[Problem description] Take the data below and repeat it exactly.

[Information provided]
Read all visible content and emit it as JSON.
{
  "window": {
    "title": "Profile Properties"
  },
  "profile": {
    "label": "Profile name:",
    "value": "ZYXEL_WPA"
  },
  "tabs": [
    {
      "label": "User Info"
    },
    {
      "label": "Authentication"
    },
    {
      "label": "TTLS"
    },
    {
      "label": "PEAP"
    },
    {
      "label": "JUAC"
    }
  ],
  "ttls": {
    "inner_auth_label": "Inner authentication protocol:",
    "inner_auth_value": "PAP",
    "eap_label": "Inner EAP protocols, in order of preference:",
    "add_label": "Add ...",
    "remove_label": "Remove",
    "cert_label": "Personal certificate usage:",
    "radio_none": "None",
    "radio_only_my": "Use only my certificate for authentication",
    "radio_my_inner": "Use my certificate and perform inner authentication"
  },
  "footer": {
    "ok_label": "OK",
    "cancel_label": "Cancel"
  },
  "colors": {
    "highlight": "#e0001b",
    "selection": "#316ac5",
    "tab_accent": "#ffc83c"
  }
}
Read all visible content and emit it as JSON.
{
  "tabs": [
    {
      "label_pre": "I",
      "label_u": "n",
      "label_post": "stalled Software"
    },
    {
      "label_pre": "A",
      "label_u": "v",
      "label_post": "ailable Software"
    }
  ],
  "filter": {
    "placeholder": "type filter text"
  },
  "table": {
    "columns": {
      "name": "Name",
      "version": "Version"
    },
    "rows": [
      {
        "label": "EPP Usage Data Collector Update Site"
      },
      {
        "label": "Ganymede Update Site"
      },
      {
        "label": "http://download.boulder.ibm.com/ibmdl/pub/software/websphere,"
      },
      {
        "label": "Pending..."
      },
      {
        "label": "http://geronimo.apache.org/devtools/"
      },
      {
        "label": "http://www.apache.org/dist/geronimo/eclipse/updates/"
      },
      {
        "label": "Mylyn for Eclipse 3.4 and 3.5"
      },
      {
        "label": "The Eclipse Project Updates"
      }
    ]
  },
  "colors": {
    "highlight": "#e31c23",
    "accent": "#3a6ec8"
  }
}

[Full solution]
Read all visible content and emit it as JSON.
{
  "window": {
    "title": "Profile Properties"
  },
  "profile": {
    "label": "Profile name:",
    "value": "ZYXEL_WPA"
  },
  "tabs": [
    {
      "label": "User Info"
    },
    {
      "label": "Authentication"
    },
    {
      "label": "TTLS"
    },
    {
      "label": "PEAP"
    },
    {
      "label": "JUAC"
    }
  ],
  "ttls": {
    "inner_auth_label": "Inner authentication protocol:",
    "inner_auth_value": "PAP",
    "eap_label": "Inner EAP protocols, in order of preference:",
    "add_label": "Add ...",
    "remove_label": "Remove",
    "cert_label": "Personal certificate usage:",
    "radio_none": "None",
    "radio_only_my": "Use only my certificate for authentication",
    "radio_my_inner": "Use my certificate and perform inner authentication"
  },
  "footer": {
    "ok_label": "OK",
    "cancel_label": "Cancel"
  },
  "colors": {
    "highlight": "#e0001b",
    "selection": "#316ac5",
    "tab_accent": "#ffc83c"
  }
}
Read all visible content and emit it as JSON.
{
  "tabs": [
    {
      "label_pre": "I",
      "label_u": "n",
      "label_post": "stalled Software"
    },
    {
      "label_pre": "A",
      "label_u": "v",
      "label_post": "ailable Software"
    }
  ],
  "filter": {
    "placeholder": "type filter text"
  },
  "table": {
    "columns": {
      "name": "Name",
      "version": "Version"
    },
    "rows": [
      {
        "label": "EPP Usage Data Collector Update Site"
      },
      {
        "label": "Ganymede Update Site"
      },
      {
        "label": "http://download.boulder.ibm.com/ibmdl/pub/software/websphere,"
      },
      {
        "label": "Pending..."
      },
      {
        "label": "http://geronimo.apache.org/devtools/"
      },
      {
        "label": "http://www.apache.org/dist/geronimo/eclipse/updates/"
      },
      {
        "label": "Mylyn for Eclipse 3.4 and 3.5"
      },
      {
        "label": "The Eclipse Project Updates"
      }
    ]
  },
  "colors": {
    "highlight": "#e31c23",
    "accent": "#3a6ec8"
  }
}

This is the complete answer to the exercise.